> SUPPLIED RECORDS
>> Begin

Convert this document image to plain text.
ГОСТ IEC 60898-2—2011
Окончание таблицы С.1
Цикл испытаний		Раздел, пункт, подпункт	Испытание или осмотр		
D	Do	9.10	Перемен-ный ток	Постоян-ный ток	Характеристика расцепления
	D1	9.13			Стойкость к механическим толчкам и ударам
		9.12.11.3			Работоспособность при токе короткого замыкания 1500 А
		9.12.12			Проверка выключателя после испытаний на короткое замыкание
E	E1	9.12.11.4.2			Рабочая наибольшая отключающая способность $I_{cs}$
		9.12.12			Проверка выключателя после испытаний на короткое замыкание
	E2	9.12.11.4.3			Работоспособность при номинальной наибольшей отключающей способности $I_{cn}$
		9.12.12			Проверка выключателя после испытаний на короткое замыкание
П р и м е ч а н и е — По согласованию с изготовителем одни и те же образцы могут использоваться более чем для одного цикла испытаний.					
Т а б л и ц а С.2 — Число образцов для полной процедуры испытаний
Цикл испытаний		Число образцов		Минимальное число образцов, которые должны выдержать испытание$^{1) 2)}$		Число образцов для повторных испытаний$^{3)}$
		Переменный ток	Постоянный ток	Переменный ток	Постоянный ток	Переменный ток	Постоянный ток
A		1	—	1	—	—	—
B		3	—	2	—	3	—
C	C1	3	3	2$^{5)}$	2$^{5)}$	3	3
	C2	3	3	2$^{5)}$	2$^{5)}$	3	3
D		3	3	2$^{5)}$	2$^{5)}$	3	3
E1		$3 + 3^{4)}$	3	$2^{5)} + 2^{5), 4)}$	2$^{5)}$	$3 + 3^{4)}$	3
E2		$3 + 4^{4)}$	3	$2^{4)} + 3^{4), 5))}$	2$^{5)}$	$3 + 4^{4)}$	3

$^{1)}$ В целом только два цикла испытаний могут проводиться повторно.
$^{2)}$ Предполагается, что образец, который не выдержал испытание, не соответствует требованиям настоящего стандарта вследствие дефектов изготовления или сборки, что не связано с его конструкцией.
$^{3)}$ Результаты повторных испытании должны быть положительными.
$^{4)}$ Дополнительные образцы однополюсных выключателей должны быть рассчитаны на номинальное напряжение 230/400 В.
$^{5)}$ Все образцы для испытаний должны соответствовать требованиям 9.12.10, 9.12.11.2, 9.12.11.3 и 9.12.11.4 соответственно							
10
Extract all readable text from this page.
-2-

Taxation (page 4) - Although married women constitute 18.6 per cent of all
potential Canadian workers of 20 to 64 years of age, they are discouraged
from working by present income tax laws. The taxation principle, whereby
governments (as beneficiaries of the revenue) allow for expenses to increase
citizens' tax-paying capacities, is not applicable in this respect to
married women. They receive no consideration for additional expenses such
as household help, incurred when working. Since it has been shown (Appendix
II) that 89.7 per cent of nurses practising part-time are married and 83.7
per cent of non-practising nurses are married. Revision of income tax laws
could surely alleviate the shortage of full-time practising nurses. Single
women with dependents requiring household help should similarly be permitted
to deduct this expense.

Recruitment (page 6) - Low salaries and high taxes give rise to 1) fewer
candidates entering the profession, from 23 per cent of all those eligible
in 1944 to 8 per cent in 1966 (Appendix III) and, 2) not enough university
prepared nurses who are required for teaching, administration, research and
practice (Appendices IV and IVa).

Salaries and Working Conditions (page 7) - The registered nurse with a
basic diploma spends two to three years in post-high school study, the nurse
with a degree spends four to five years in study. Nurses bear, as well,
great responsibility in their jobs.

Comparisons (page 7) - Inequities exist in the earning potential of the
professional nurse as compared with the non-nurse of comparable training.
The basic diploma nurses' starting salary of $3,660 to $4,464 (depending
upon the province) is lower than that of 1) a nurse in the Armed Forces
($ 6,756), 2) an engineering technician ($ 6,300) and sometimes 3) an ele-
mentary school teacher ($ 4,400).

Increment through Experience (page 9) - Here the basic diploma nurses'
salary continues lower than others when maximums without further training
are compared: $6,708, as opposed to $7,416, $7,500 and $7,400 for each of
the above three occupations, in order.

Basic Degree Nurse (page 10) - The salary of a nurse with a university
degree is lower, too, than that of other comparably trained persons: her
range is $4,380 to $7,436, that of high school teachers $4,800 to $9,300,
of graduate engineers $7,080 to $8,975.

>> End

Out of the material above, select every line that holds the string "образцов".

Т а б л и ц а С.2 — Число образцов для полной процедуры испытаний
Цикл испытаний		Число образцов		Минимальное число образцов, которые должны выдержать испытание$^{1) 2)}$		Число образцов для повторных испытаний$^{3)}$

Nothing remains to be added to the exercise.